◆ **Stated problem**
Quote the listing below in its entirety, omitting every image.

◆ **Task data**

------------------------------------

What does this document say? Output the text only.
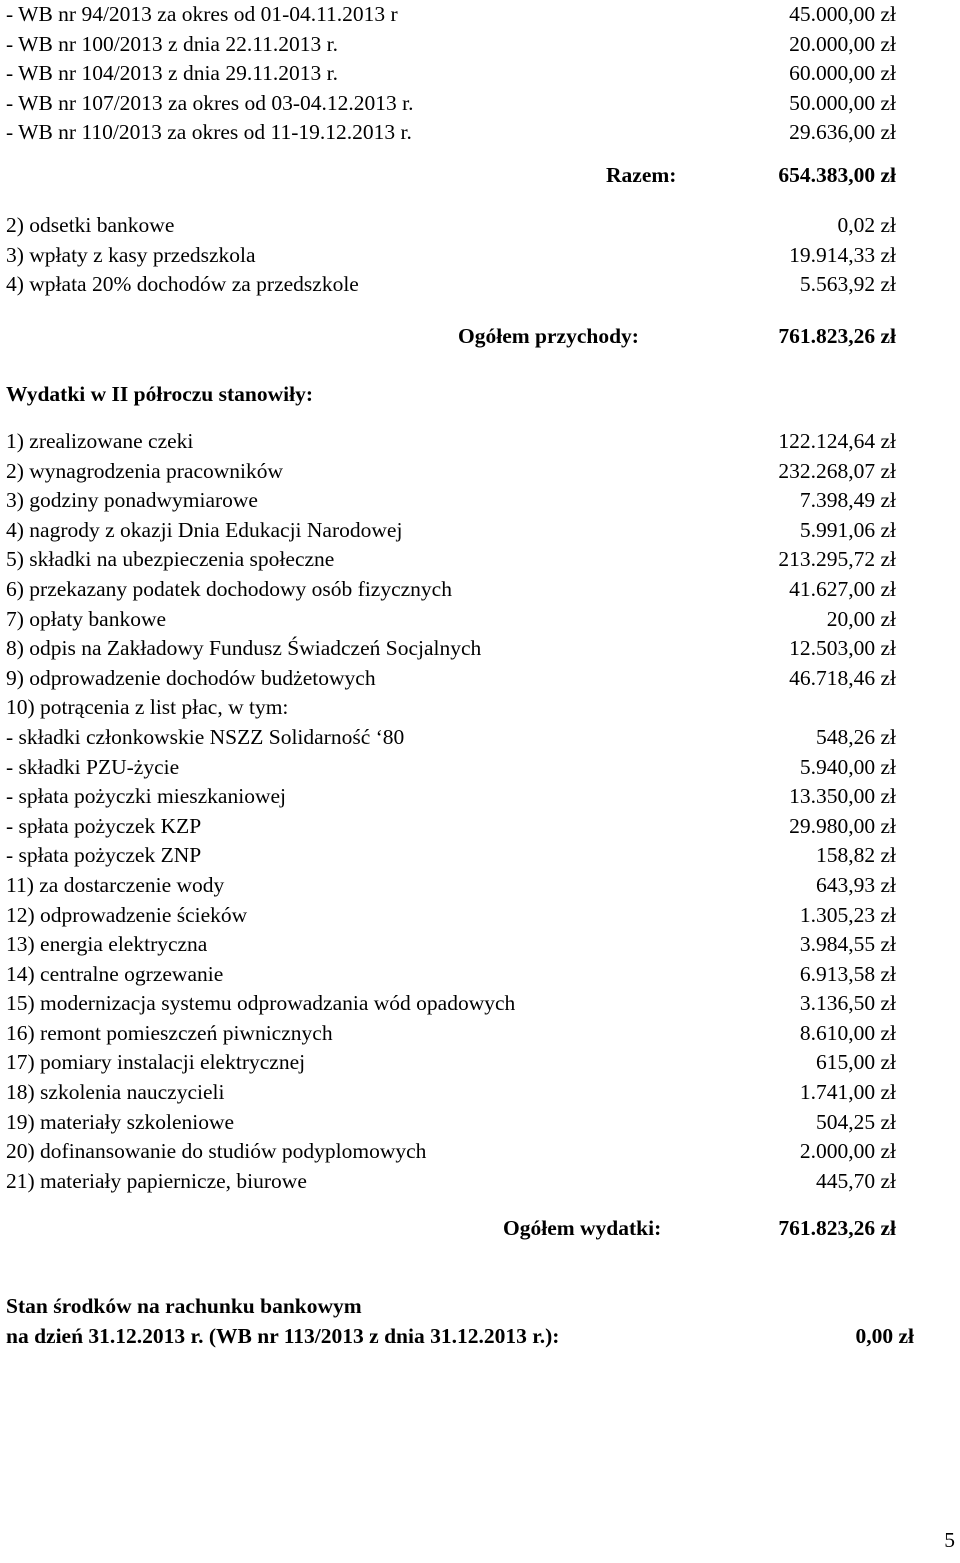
- WB nr 94/2013 za okres od 01-04.11.2013 r	45.000,00 zł
- WB nr 100/2013 z dnia 22.11.2013 r.	20.000,00 zł
- WB nr 104/2013 z dnia 29.11.2013 r.	60.000,00 zł
- WB nr 107/2013 za okres od 03-04.12.2013 r.	50.000,00 zł
- WB nr 110/2013 za okres od 11-19.12.2013 r.	29.636,00 zł
Razem:	654.383,00 zł
2) odsetki bankowe	0,02 zł
3) wpłaty z kasy przedszkola	19.914,33 zł
4) wpłata 20% dochodów za przedszkole	5.563,92 zł
Ogółem przychody:	761.823,26 zł
Wydatki w II półroczu stanowiły:
1) zrealizowane czeki	122.124,64 zł
2) wynagrodzenia pracowników	232.268,07 zł
3) godziny ponadwymiarowe	7.398,49 zł
4) nagrody z okazji Dnia Edukacji Narodowej	5.991,06 zł
5) składki na ubezpieczenia społeczne	213.295,72 zł
6) przekazany podatek dochodowy osób fizycznych	41.627,00 zł
7) opłaty bankowe	20,00 zł
8) odpis na Zakładowy Fundusz Świadczeń Socjalnych	12.503,00 zł
9) odprowadzenie dochodów budżetowych	46.718,46 zł
10) potrącenia z list płac, w tym:
- składki członkowskie NSZZ Solidarność ‘80	548,26 zł
- składki PZU-życie	5.940,00 zł
- spłata pożyczki mieszkaniowej	13.350,00 zł
- spłata pożyczek KZP	29.980,00 zł
- spłata pożyczek ZNP	158,82 zł
11) za dostarczenie wody	643,93 zł
12) odprowadzenie ścieków	1.305,23 zł
13) energia elektryczna	3.984,55 zł
14) centralne ogrzewanie	6.913,58 zł
15) modernizacja systemu odprowadzania wód opadowych	3.136,50 zł
16) remont pomieszczeń piwnicznych	8.610,00 zł
17) pomiary instalacji elektrycznej	615,00 zł
18) szkolenia nauczycieli	1.741,00 zł
19) materiały szkoleniowe	504,25 zł
20) dofinansowanie do studiów podyplomowych	2.000,00 zł
21) materiały papiernicze, biurowe	445,70 zł
Ogółem wydatki:	761.823,26 zł
Stan środków na rachunku bankowym
na dzień 31.12.2013 r. (WB nr 113/2013 z dnia 31.12.2013 r.):	0,00 zł
5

------------------------------------

◆ **Result of the task**
What does this document say? Output the text only.
- WB nr 94/2013 za okres od 01-04.11.2013 r	45.000,00 zł
- WB nr 100/2013 z dnia 22.11.2013 r.	20.000,00 zł
- WB nr 104/2013 z dnia 29.11.2013 r.	60.000,00 zł
- WB nr 107/2013 za okres od 03-04.12.2013 r.	50.000,00 zł
- WB nr 110/2013 za okres od 11-19.12.2013 r.	29.636,00 zł
Razem:	654.383,00 zł
2) odsetki bankowe	0,02 zł
3) wpłaty z kasy przedszkola	19.914,33 zł
4) wpłata 20% dochodów za przedszkole	5.563,92 zł
Ogółem przychody:	761.823,26 zł
Wydatki w II półroczu stanowiły:
1) zrealizowane czeki	122.124,64 zł
2) wynagrodzenia pracowników	232.268,07 zł
3) godziny ponadwymiarowe	7.398,49 zł
4) nagrody z okazji Dnia Edukacji Narodowej	5.991,06 zł
5) składki na ubezpieczenia społeczne	213.295,72 zł
6) przekazany podatek dochodowy osób fizycznych	41.627,00 zł
7) opłaty bankowe	20,00 zł
8) odpis na Zakładowy Fundusz Świadczeń Socjalnych	12.503,00 zł
9) odprowadzenie dochodów budżetowych	46.718,46 zł
10) potrącenia z list płac, w tym:
- składki członkowskie NSZZ Solidarność ‘80	548,26 zł
- składki PZU-życie	5.940,00 zł
- spłata pożyczki mieszkaniowej	13.350,00 zł
- spłata pożyczek KZP	29.980,00 zł
- spłata pożyczek ZNP	158,82 zł
11) za dostarczenie wody	643,93 zł
12) odprowadzenie ścieków	1.305,23 zł
13) energia elektryczna	3.984,55 zł
14) centralne ogrzewanie	6.913,58 zł
15) modernizacja systemu odprowadzania wód opadowych	3.136,50 zł
16) remont pomieszczeń piwnicznych	8.610,00 zł
17) pomiary instalacji elektrycznej	615,00 zł
18) szkolenia nauczycieli	1.741,00 zł
19) materiały szkoleniowe	504,25 zł
20) dofinansowanie do studiów podyplomowych	2.000,00 zł
21) materiały papiernicze, biurowe	445,70 zł
Ogółem wydatki:	761.823,26 zł
Stan środków na rachunku bankowym
na dzień 31.12.2013 r. (WB nr 113/2013 z dnia 31.12.2013 r.):	0,00 zł
5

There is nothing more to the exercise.